+++ DATA SUPPLIED

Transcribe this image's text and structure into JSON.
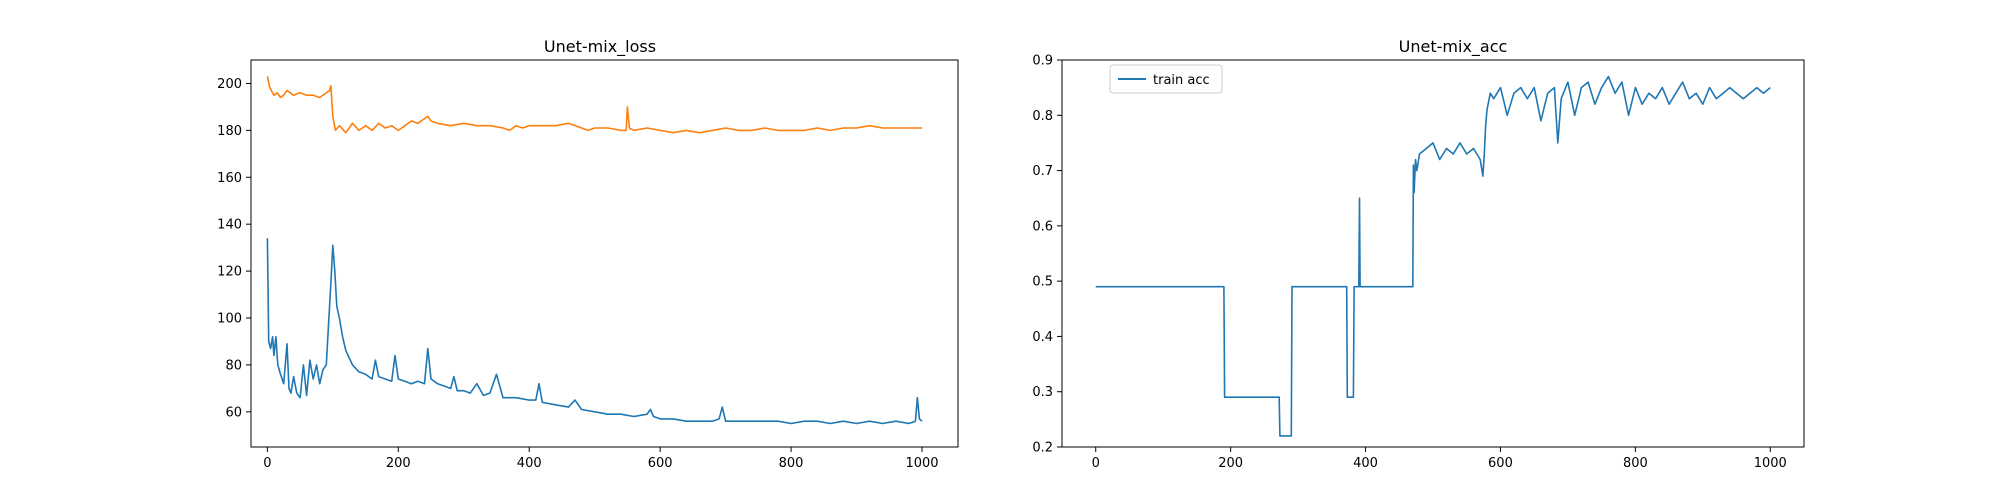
{
  "colors": {
    "blue": "#1f77b4",
    "orange": "#ff7f0e",
    "axes": "#000000",
    "legend_border": "#cccccc"
  },
  "chart_data": [
    {
      "type": "line",
      "title": "Unet-mix_loss",
      "xlabel": "",
      "ylabel": "",
      "xlim": [
        -25,
        1055
      ],
      "ylim": [
        45,
        210
      ],
      "xticks": [
        0,
        200,
        400,
        600,
        800,
        1000
      ],
      "yticks": [
        60,
        80,
        100,
        120,
        140,
        160,
        180,
        200
      ],
      "grid": false,
      "legend": null,
      "series": [
        {
          "color": "#ff7f0e",
          "x": [
            0,
            3,
            6,
            10,
            15,
            20,
            25,
            30,
            40,
            50,
            60,
            70,
            80,
            90,
            95,
            97,
            100,
            104,
            110,
            120,
            130,
            140,
            150,
            160,
            170,
            180,
            190,
            200,
            210,
            220,
            230,
            240,
            245,
            250,
            260,
            280,
            300,
            320,
            340,
            360,
            370,
            380,
            390,
            400,
            420,
            440,
            460,
            480,
            490,
            500,
            520,
            540,
            548,
            550,
            553,
            560,
            580,
            600,
            620,
            640,
            660,
            680,
            700,
            720,
            740,
            760,
            780,
            800,
            820,
            840,
            860,
            880,
            900,
            920,
            940,
            960,
            980,
            1000
          ],
          "y": [
            203,
            199,
            197,
            195,
            196,
            194,
            195,
            197,
            195,
            196,
            195,
            195,
            194,
            196,
            197,
            199,
            186,
            180,
            182,
            179,
            183,
            180,
            182,
            180,
            183,
            181,
            182,
            180,
            182,
            184,
            183,
            185,
            186,
            184,
            183,
            182,
            183,
            182,
            182,
            181,
            180,
            182,
            181,
            182,
            182,
            182,
            183,
            181,
            180,
            181,
            181,
            180,
            180,
            190,
            181,
            180,
            181,
            180,
            179,
            180,
            179,
            180,
            181,
            180,
            180,
            181,
            180,
            180,
            180,
            181,
            180,
            181,
            181,
            182,
            181,
            181,
            181,
            181
          ]
        },
        {
          "color": "#1f77b4",
          "x": [
            0,
            2,
            5,
            8,
            10,
            13,
            16,
            20,
            25,
            30,
            33,
            36,
            40,
            45,
            50,
            55,
            60,
            65,
            70,
            75,
            80,
            85,
            90,
            94,
            97,
            100,
            103,
            106,
            110,
            115,
            120,
            130,
            140,
            150,
            160,
            165,
            170,
            180,
            190,
            195,
            200,
            210,
            220,
            230,
            240,
            245,
            250,
            260,
            270,
            280,
            285,
            290,
            300,
            310,
            320,
            330,
            340,
            350,
            360,
            380,
            400,
            410,
            415,
            420,
            440,
            460,
            470,
            480,
            500,
            520,
            540,
            560,
            580,
            585,
            590,
            600,
            620,
            640,
            660,
            680,
            690,
            695,
            700,
            720,
            740,
            760,
            780,
            800,
            820,
            840,
            860,
            880,
            900,
            920,
            940,
            960,
            980,
            990,
            993,
            996,
            1000
          ],
          "y": [
            134,
            90,
            87,
            92,
            84,
            92,
            80,
            76,
            72,
            89,
            70,
            68,
            75,
            68,
            66,
            80,
            67,
            82,
            74,
            80,
            72,
            78,
            80,
            100,
            115,
            131,
            120,
            105,
            100,
            92,
            86,
            80,
            77,
            76,
            74,
            82,
            75,
            74,
            73,
            84,
            74,
            73,
            72,
            73,
            72,
            87,
            74,
            72,
            71,
            70,
            75,
            69,
            69,
            68,
            72,
            67,
            68,
            76,
            66,
            66,
            65,
            65,
            72,
            64,
            63,
            62,
            65,
            61,
            60,
            59,
            59,
            58,
            59,
            61,
            58,
            57,
            57,
            56,
            56,
            56,
            57,
            62,
            56,
            56,
            56,
            56,
            56,
            55,
            56,
            56,
            55,
            56,
            55,
            56,
            55,
            56,
            55,
            56,
            66,
            57,
            56
          ]
        }
      ]
    },
    {
      "type": "line",
      "title": "Unet-mix_acc",
      "xlabel": "",
      "ylabel": "",
      "xlim": [
        -50,
        1050
      ],
      "ylim": [
        0.2,
        0.9
      ],
      "xticks": [
        0,
        200,
        400,
        600,
        800,
        1000
      ],
      "yticks": [
        0.2,
        0.3,
        0.4,
        0.5,
        0.6,
        0.7,
        0.8,
        0.9
      ],
      "grid": false,
      "legend": "upper left",
      "series": [
        {
          "name": "train acc",
          "color": "#1f77b4",
          "x": [
            0,
            190,
            191,
            272,
            273,
            290,
            291,
            372,
            373,
            382,
            383,
            390,
            391,
            392,
            393,
            470,
            471,
            472,
            474,
            476,
            480,
            490,
            500,
            510,
            520,
            530,
            540,
            550,
            560,
            570,
            574,
            576,
            578,
            580,
            585,
            590,
            600,
            610,
            620,
            630,
            640,
            650,
            660,
            670,
            680,
            685,
            690,
            700,
            710,
            720,
            730,
            740,
            750,
            760,
            770,
            780,
            790,
            800,
            810,
            820,
            830,
            840,
            850,
            860,
            870,
            880,
            890,
            900,
            910,
            920,
            930,
            940,
            950,
            960,
            970,
            980,
            990,
            1000
          ],
          "y": [
            0.49,
            0.49,
            0.29,
            0.29,
            0.22,
            0.22,
            0.49,
            0.49,
            0.29,
            0.29,
            0.49,
            0.49,
            0.65,
            0.49,
            0.49,
            0.49,
            0.71,
            0.66,
            0.72,
            0.7,
            0.73,
            0.74,
            0.75,
            0.72,
            0.74,
            0.73,
            0.75,
            0.73,
            0.74,
            0.72,
            0.69,
            0.73,
            0.78,
            0.81,
            0.84,
            0.83,
            0.85,
            0.8,
            0.84,
            0.85,
            0.83,
            0.85,
            0.79,
            0.84,
            0.85,
            0.75,
            0.83,
            0.86,
            0.8,
            0.85,
            0.86,
            0.82,
            0.85,
            0.87,
            0.84,
            0.86,
            0.8,
            0.85,
            0.82,
            0.84,
            0.83,
            0.85,
            0.82,
            0.84,
            0.86,
            0.83,
            0.84,
            0.82,
            0.85,
            0.83,
            0.84,
            0.85,
            0.84,
            0.83,
            0.84,
            0.85,
            0.84,
            0.85
          ]
        }
      ]
    }
  ]
}
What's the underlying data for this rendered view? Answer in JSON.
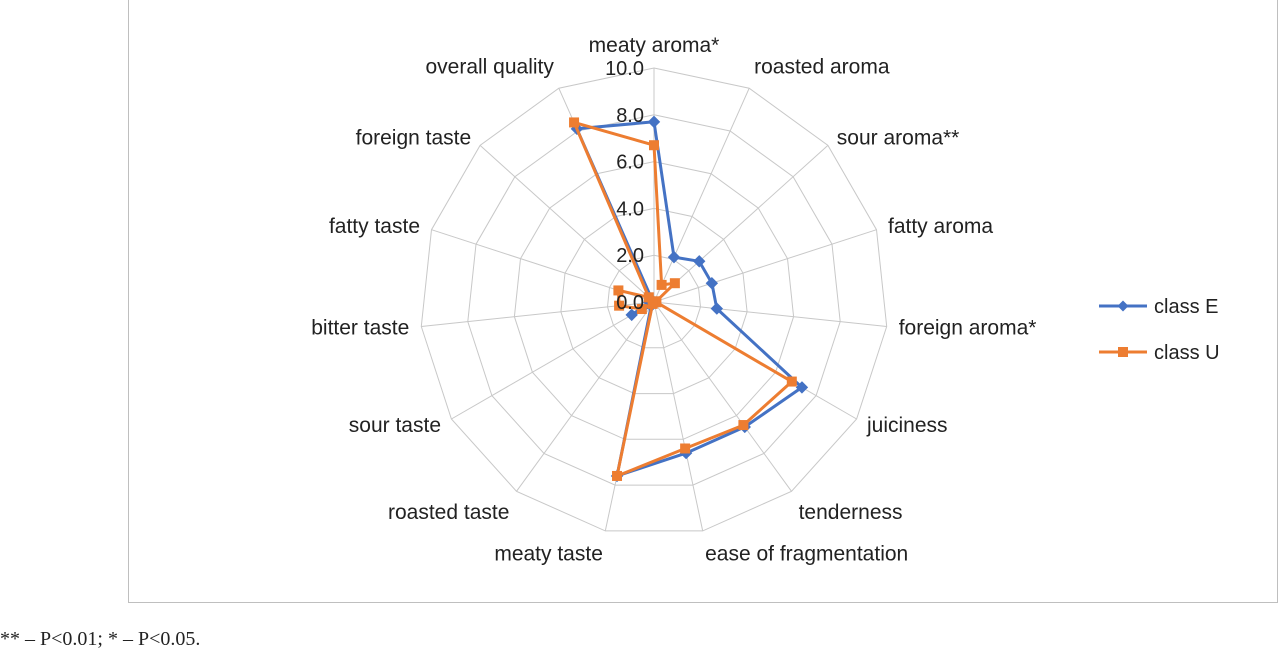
{
  "chart_data": {
    "type": "radar",
    "title": "",
    "axes": [
      "meaty aroma*",
      "roasted aroma",
      "sour aroma**",
      "fatty aroma",
      "foreign aroma*",
      "juiciness",
      "tenderness",
      "ease of fragmentation",
      "meaty taste",
      "roasted taste",
      "sour taste",
      "bitter taste",
      "fatty taste",
      "foreign taste",
      "overall quality"
    ],
    "rlim": [
      0,
      10
    ],
    "ticks": [
      "0.0",
      "2.0",
      "4.0",
      "6.0",
      "8.0",
      "10.0"
    ],
    "grid": true,
    "legend_position": "right",
    "series": [
      {
        "name": "class E",
        "color": "#4472C4",
        "marker": "diamond",
        "values": [
          7.7,
          2.1,
          2.6,
          2.6,
          2.7,
          7.3,
          6.6,
          6.6,
          7.6,
          0.2,
          1.1,
          0.2,
          0.1,
          0.1,
          8.1
        ]
      },
      {
        "name": "class U",
        "color": "#ED7D31",
        "marker": "square",
        "values": [
          6.7,
          0.8,
          1.2,
          0.1,
          0.1,
          6.8,
          6.5,
          6.4,
          7.6,
          0.1,
          0.6,
          1.5,
          1.6,
          0.3,
          8.4
        ]
      }
    ]
  },
  "footnote": "** – P<0.01; * – P<0.05."
}
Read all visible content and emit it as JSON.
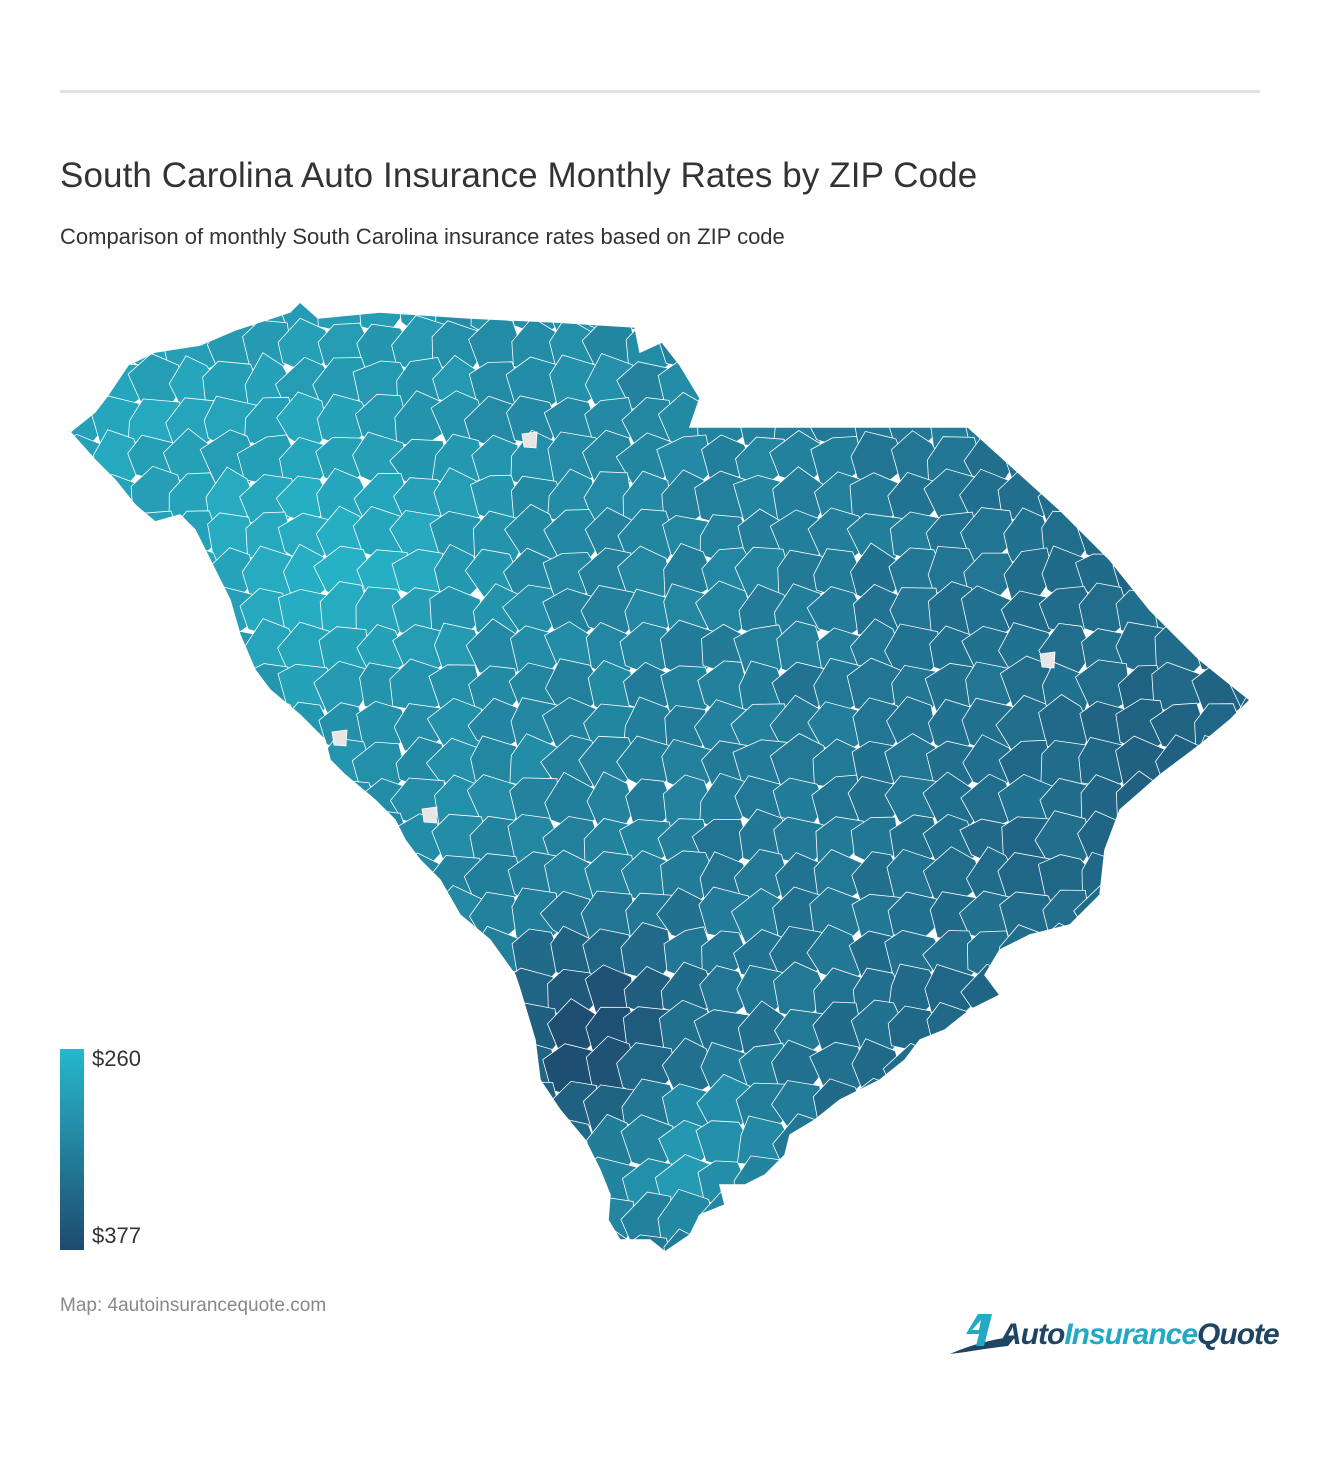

++++++

* [WHAT THE TASK ASKS]
Using the data above, write out every line exactly, leaving the images behind.

* [RESPONSE FOR THIS EXERCISE]
Transcribe this image's text and structure into JSON.
{
  "colors": {
    "blue": "#1f77b4",
    "orange": "#ff7f0e",
    "axes": "#000000",
    "legend_border": "#cccccc"
  },
  "chart_data": [
    {
      "type": "line",
      "title": "Unet-mix_loss",
      "xlabel": "",
      "ylabel": "",
      "xlim": [
        -25,
        1055
      ],
      "ylim": [
        45,
        210
      ],
      "xticks": [
        0,
        200,
        400,
        600,
        800,
        1000
      ],
      "yticks": [
        60,
        80,
        100,
        120,
        140,
        160,
        180,
        200
      ],
      "grid": false,
      "legend": null,
      "series": [
        {
          "color": "#ff7f0e",
          "x": [
            0,
            3,
            6,
            10,
            15,
            20,
            25,
            30,
            40,
            50,
            60,
            70,
            80,
            90,
            95,
            97,
            100,
            104,
            110,
            120,
            130,
            140,
            150,
            160,
            170,
            180,
            190,
            200,
            210,
            220,
            230,
            240,
            245,
            250,
            260,
            280,
            300,
            320,
            340,
            360,
            370,
            380,
            390,
            400,
            420,
            440,
            460,
            480,
            490,
            500,
            520,
            540,
            548,
            550,
            553,
            560,
            580,
            600,
            620,
            640,
            660,
            680,
            700,
            720,
            740,
            760,
            780,
            800,
            820,
            840,
            860,
            880,
            900,
            920,
            940,
            960,
            980,
            1000
          ],
          "y": [
            203,
            199,
            197,
            195,
            196,
            194,
            195,
            197,
            195,
            196,
            195,
            195,
            194,
            196,
            197,
            199,
            186,
            180,
            182,
            179,
            183,
            180,
            182,
            180,
            183,
            181,
            182,
            180,
            182,
            184,
            183,
            185,
            186,
            184,
            183,
            182,
            183,
            182,
            182,
            181,
            180,
            182,
            181,
            182,
            182,
            182,
            183,
            181,
            180,
            181,
            181,
            180,
            180,
            190,
            181,
            180,
            181,
            180,
            179,
            180,
            179,
            180,
            181,
            180,
            180,
            181,
            180,
            180,
            180,
            181,
            180,
            181,
            181,
            182,
            181,
            181,
            181,
            181
          ]
        },
        {
          "color": "#1f77b4",
          "x": [
            0,
            2,
            5,
            8,
            10,
            13,
            16,
            20,
            25,
            30,
            33,
            36,
            40,
            45,
            50,
            55,
            60,
            65,
            70,
            75,
            80,
            85,
            90,
            94,
            97,
            100,
            103,
            106,
            110,
            115,
            120,
            130,
            140,
            150,
            160,
            165,
            170,
            180,
            190,
            195,
            200,
            210,
            220,
            230,
            240,
            245,
            250,
            260,
            270,
            280,
            285,
            290,
            300,
            310,
            320,
            330,
            340,
            350,
            360,
            380,
            400,
            410,
            415,
            420,
            440,
            460,
            470,
            480,
            500,
            520,
            540,
            560,
            580,
            585,
            590,
            600,
            620,
            640,
            660,
            680,
            690,
            695,
            700,
            720,
            740,
            760,
            780,
            800,
            820,
            840,
            860,
            880,
            900,
            920,
            940,
            960,
            980,
            990,
            993,
            996,
            1000
          ],
          "y": [
            134,
            90,
            87,
            92,
            84,
            92,
            80,
            76,
            72,
            89,
            70,
            68,
            75,
            68,
            66,
            80,
            67,
            82,
            74,
            80,
            72,
            78,
            80,
            100,
            115,
            131,
            120,
            105,
            100,
            92,
            86,
            80,
            77,
            76,
            74,
            82,
            75,
            74,
            73,
            84,
            74,
            73,
            72,
            73,
            72,
            87,
            74,
            72,
            71,
            70,
            75,
            69,
            69,
            68,
            72,
            67,
            68,
            76,
            66,
            66,
            65,
            65,
            72,
            64,
            63,
            62,
            65,
            61,
            60,
            59,
            59,
            58,
            59,
            61,
            58,
            57,
            57,
            56,
            56,
            56,
            57,
            62,
            56,
            56,
            56,
            56,
            56,
            55,
            56,
            56,
            55,
            56,
            55,
            56,
            55,
            56,
            55,
            56,
            66,
            57,
            56
          ]
        }
      ]
    },
    {
      "type": "line",
      "title": "Unet-mix_acc",
      "xlabel": "",
      "ylabel": "",
      "xlim": [
        -50,
        1050
      ],
      "ylim": [
        0.2,
        0.9
      ],
      "xticks": [
        0,
        200,
        400,
        600,
        800,
        1000
      ],
      "yticks": [
        0.2,
        0.3,
        0.4,
        0.5,
        0.6,
        0.7,
        0.8,
        0.9
      ],
      "grid": false,
      "legend": "upper left",
      "series": [
        {
          "name": "train acc",
          "color": "#1f77b4",
          "x": [
            0,
            190,
            191,
            272,
            273,
            290,
            291,
            372,
            373,
            382,
            383,
            390,
            391,
            392,
            393,
            470,
            471,
            472,
            474,
            476,
            480,
            490,
            500,
            510,
            520,
            530,
            540,
            550,
            560,
            570,
            574,
            576,
            578,
            580,
            585,
            590,
            600,
            610,
            620,
            630,
            640,
            650,
            660,
            670,
            680,
            685,
            690,
            700,
            710,
            720,
            730,
            740,
            750,
            760,
            770,
            780,
            790,
            800,
            810,
            820,
            830,
            840,
            850,
            860,
            870,
            880,
            890,
            900,
            910,
            920,
            930,
            940,
            950,
            960,
            970,
            980,
            990,
            1000
          ],
          "y": [
            0.49,
            0.49,
            0.29,
            0.29,
            0.22,
            0.22,
            0.49,
            0.49,
            0.29,
            0.29,
            0.49,
            0.49,
            0.65,
            0.49,
            0.49,
            0.49,
            0.71,
            0.66,
            0.72,
            0.7,
            0.73,
            0.74,
            0.75,
            0.72,
            0.74,
            0.73,
            0.75,
            0.73,
            0.74,
            0.72,
            0.69,
            0.73,
            0.78,
            0.81,
            0.84,
            0.83,
            0.85,
            0.8,
            0.84,
            0.85,
            0.83,
            0.85,
            0.79,
            0.84,
            0.85,
            0.75,
            0.83,
            0.86,
            0.8,
            0.85,
            0.86,
            0.82,
            0.85,
            0.87,
            0.84,
            0.86,
            0.8,
            0.85,
            0.82,
            0.84,
            0.83,
            0.85,
            0.82,
            0.84,
            0.86,
            0.83,
            0.84,
            0.82,
            0.85,
            0.83,
            0.84,
            0.85,
            0.84,
            0.83,
            0.84,
            0.85,
            0.84,
            0.85
          ]
        }
      ]
    }
  ]
}
What's the underlying data for this rendered view? Answer in JSON.
{
  "chart_data": {
    "type": "radar",
    "title": "",
    "axes": [
      "meaty aroma*",
      "roasted aroma",
      "sour aroma**",
      "fatty aroma",
      "foreign aroma*",
      "juiciness",
      "tenderness",
      "ease of fragmentation",
      "meaty taste",
      "roasted taste",
      "sour taste",
      "bitter taste",
      "fatty taste",
      "foreign taste",
      "overall quality"
    ],
    "rlim": [
      0,
      10
    ],
    "ticks": [
      "0.0",
      "2.0",
      "4.0",
      "6.0",
      "8.0",
      "10.0"
    ],
    "grid": true,
    "legend_position": "right",
    "series": [
      {
        "name": "class E",
        "color": "#4472C4",
        "marker": "diamond",
        "values": [
          7.7,
          2.1,
          2.6,
          2.6,
          2.7,
          7.3,
          6.6,
          6.6,
          7.6,
          0.2,
          1.1,
          0.2,
          0.1,
          0.1,
          8.1
        ]
      },
      {
        "name": "class U",
        "color": "#ED7D31",
        "marker": "square",
        "values": [
          6.7,
          0.8,
          1.2,
          0.1,
          0.1,
          6.8,
          6.5,
          6.4,
          7.6,
          0.1,
          0.6,
          1.5,
          1.6,
          0.3,
          8.4
        ]
      }
    ]
  },
  "footnote": "** – P<0.01; * – P<0.05."
}
Read all visible content and emit it as JSON.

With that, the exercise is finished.